**Input:**
start

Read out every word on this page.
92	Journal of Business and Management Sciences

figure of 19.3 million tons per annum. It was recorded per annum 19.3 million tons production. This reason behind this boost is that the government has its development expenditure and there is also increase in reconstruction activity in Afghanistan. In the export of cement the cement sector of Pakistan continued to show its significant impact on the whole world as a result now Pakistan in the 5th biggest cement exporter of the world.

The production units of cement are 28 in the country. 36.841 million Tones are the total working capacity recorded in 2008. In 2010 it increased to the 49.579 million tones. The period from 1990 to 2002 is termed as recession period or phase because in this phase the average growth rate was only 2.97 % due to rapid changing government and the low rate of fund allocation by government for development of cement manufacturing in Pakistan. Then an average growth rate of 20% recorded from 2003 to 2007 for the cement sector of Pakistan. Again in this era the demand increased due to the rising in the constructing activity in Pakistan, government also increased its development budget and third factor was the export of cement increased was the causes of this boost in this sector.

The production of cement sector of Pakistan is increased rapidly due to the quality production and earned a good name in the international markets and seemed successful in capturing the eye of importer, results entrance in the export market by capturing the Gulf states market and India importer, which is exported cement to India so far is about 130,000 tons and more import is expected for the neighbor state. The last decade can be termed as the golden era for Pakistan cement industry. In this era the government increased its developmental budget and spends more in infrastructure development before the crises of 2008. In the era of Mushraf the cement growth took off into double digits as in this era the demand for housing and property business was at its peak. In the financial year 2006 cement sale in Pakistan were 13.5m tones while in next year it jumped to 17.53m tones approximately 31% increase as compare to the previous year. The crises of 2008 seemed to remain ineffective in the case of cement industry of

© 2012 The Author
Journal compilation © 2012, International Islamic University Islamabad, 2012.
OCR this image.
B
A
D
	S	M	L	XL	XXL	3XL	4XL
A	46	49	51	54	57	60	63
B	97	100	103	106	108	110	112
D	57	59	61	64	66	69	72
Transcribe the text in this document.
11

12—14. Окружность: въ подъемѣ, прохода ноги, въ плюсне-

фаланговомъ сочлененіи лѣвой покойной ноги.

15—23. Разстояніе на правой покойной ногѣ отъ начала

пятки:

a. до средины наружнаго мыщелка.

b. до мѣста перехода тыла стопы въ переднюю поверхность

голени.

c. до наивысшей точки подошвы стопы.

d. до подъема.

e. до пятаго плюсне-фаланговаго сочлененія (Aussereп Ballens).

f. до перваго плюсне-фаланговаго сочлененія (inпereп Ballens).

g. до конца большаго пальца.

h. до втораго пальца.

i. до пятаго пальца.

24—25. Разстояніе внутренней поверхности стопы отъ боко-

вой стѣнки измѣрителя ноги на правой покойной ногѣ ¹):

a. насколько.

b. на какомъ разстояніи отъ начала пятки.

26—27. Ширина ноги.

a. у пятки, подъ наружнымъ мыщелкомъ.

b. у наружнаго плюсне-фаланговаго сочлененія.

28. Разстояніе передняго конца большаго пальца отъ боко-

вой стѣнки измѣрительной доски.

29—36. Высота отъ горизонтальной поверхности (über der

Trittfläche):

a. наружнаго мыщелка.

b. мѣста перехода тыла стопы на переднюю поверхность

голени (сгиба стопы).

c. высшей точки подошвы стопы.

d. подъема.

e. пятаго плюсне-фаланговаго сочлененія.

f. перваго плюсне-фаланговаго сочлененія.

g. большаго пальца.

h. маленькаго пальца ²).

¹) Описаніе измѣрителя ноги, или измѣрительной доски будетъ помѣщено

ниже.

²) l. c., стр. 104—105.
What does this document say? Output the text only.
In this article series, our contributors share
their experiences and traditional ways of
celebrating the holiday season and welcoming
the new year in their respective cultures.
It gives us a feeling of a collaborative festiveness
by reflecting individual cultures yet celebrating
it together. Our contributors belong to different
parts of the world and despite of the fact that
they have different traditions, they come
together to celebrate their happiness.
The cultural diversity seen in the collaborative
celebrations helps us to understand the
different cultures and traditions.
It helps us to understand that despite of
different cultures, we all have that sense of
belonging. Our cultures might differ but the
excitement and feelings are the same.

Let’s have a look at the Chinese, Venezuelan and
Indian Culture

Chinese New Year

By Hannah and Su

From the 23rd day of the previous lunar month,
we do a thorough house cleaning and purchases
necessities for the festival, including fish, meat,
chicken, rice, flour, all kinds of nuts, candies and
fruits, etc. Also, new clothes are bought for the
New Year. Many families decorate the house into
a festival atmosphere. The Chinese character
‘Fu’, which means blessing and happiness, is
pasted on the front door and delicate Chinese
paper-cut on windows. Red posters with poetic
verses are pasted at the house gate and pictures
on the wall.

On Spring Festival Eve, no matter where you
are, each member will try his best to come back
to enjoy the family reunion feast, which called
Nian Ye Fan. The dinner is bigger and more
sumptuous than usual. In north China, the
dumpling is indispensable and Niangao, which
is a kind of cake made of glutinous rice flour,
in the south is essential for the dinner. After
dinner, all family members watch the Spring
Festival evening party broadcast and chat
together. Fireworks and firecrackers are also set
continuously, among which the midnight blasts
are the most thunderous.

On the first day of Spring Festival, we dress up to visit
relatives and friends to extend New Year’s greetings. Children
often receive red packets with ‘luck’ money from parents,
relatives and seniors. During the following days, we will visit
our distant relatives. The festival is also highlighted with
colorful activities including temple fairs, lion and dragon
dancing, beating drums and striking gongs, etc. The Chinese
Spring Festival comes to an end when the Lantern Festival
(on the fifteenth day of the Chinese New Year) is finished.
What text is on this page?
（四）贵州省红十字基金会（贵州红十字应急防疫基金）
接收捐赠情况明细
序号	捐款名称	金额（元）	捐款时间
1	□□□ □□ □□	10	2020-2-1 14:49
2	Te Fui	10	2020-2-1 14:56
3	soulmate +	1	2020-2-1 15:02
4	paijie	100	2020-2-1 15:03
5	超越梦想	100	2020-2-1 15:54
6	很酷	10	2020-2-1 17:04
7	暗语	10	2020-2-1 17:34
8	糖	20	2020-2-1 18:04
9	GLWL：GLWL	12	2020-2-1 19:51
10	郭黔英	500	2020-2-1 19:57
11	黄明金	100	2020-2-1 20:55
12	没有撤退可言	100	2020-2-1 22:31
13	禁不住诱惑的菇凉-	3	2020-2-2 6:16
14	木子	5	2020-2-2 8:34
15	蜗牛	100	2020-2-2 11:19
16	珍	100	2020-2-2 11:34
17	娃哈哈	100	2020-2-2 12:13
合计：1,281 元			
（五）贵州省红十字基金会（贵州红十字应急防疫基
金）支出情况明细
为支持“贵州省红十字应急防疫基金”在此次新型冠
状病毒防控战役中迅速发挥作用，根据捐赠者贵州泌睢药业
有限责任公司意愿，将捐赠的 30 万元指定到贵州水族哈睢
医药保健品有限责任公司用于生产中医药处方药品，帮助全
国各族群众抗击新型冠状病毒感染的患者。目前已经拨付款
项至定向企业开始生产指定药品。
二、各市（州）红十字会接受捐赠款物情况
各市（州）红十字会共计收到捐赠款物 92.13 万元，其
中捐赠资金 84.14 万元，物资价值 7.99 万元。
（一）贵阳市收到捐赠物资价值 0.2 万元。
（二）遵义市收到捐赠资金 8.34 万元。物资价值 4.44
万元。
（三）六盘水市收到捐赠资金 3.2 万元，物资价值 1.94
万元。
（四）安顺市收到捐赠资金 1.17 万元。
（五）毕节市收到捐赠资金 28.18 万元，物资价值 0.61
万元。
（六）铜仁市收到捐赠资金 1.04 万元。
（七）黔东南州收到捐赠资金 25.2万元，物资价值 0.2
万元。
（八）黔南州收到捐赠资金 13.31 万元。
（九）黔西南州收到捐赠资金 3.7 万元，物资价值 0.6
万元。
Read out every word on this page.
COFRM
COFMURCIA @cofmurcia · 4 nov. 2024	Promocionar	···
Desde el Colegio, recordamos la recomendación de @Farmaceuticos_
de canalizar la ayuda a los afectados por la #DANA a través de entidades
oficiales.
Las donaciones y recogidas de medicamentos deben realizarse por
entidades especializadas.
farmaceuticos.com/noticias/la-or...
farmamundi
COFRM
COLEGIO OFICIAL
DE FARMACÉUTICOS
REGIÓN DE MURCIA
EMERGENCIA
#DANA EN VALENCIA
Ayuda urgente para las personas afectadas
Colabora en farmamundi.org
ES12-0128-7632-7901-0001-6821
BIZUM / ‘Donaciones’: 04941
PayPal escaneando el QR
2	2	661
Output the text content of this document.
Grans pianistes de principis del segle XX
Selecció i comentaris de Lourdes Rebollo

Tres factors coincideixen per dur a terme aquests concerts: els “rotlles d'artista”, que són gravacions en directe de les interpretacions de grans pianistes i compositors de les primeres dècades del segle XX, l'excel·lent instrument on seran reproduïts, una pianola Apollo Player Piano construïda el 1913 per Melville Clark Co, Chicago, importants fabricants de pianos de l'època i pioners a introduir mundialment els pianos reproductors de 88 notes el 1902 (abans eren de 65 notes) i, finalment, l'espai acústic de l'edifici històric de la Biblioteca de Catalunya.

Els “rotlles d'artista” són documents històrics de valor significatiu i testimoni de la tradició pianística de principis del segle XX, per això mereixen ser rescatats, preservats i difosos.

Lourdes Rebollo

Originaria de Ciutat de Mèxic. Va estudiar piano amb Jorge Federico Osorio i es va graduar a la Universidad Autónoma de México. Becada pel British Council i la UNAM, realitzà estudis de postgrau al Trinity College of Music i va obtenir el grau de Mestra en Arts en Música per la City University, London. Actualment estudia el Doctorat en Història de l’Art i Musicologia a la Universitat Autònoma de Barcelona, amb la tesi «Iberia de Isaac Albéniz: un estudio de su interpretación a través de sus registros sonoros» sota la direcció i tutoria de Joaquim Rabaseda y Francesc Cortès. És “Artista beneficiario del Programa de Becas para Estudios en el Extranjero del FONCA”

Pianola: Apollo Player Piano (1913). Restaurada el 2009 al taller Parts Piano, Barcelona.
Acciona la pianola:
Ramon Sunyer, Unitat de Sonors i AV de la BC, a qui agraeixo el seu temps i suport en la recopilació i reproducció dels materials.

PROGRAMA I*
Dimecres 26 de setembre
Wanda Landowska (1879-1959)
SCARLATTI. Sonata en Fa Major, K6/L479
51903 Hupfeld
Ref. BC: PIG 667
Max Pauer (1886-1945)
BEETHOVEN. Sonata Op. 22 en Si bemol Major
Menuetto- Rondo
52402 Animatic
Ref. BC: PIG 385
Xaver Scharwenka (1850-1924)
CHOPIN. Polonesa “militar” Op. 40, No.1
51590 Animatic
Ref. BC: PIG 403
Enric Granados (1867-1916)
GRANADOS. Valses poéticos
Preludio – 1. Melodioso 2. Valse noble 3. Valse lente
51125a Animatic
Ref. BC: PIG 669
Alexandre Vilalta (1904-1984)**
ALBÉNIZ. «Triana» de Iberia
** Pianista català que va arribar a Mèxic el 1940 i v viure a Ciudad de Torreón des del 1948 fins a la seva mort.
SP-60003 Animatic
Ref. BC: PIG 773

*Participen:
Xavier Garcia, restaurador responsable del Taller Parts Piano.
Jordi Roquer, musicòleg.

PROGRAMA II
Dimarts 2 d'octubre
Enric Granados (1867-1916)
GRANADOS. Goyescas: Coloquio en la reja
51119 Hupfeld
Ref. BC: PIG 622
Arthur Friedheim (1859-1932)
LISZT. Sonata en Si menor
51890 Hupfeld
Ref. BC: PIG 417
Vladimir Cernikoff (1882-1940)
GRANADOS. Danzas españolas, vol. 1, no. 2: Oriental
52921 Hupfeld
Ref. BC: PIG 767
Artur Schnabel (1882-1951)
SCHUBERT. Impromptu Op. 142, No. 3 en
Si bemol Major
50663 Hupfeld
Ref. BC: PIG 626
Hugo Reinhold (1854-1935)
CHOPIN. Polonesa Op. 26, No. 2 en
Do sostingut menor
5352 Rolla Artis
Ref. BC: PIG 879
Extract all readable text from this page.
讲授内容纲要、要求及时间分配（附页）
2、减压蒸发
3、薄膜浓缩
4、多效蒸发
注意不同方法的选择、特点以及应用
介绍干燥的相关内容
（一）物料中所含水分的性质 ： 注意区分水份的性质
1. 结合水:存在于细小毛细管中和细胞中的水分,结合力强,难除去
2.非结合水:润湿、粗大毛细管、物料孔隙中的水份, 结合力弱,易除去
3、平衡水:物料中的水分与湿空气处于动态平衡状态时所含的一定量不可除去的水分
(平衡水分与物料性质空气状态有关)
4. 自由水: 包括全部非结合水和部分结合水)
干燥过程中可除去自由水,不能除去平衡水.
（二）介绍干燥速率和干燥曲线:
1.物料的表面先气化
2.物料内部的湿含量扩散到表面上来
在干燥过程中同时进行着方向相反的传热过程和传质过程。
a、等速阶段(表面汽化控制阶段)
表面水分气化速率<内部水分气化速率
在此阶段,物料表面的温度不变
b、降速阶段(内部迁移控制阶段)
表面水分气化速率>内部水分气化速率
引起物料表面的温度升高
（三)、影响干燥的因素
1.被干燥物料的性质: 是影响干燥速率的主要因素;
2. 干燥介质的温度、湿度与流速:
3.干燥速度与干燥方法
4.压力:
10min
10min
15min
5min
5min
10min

end

Set down, word for word, only the lines running from the line with "Extract all readable text from this page." to the last line of the listing above. Both of those lines belong in your answer.

**Result:**
Extract all readable text from this page.
讲授内容纲要、要求及时间分配（附页）
2、减压蒸发
3、薄膜浓缩
4、多效蒸发
注意不同方法的选择、特点以及应用
介绍干燥的相关内容
（一）物料中所含水分的性质 ： 注意区分水份的性质
1. 结合水:存在于细小毛细管中和细胞中的水分,结合力强,难除去
2.非结合水:润湿、粗大毛细管、物料孔隙中的水份, 结合力弱,易除去
3、平衡水:物料中的水分与湿空气处于动态平衡状态时所含的一定量不可除去的水分
(平衡水分与物料性质空气状态有关)
4. 自由水: 包括全部非结合水和部分结合水)
干燥过程中可除去自由水,不能除去平衡水.
（二）介绍干燥速率和干燥曲线:
1.物料的表面先气化
2.物料内部的湿含量扩散到表面上来
在干燥过程中同时进行着方向相反的传热过程和传质过程。
a、等速阶段(表面汽化控制阶段)
表面水分气化速率<内部水分气化速率
在此阶段,物料表面的温度不变
b、降速阶段(内部迁移控制阶段)
表面水分气化速率>内部水分气化速率
引起物料表面的温度升高
（三)、影响干燥的因素
1.被干燥物料的性质: 是影响干燥速率的主要因素;
2. 干燥介质的温度、湿度与流速:
3.干燥速度与干燥方法
4.压力:
10min
10min
15min
5min
5min
10min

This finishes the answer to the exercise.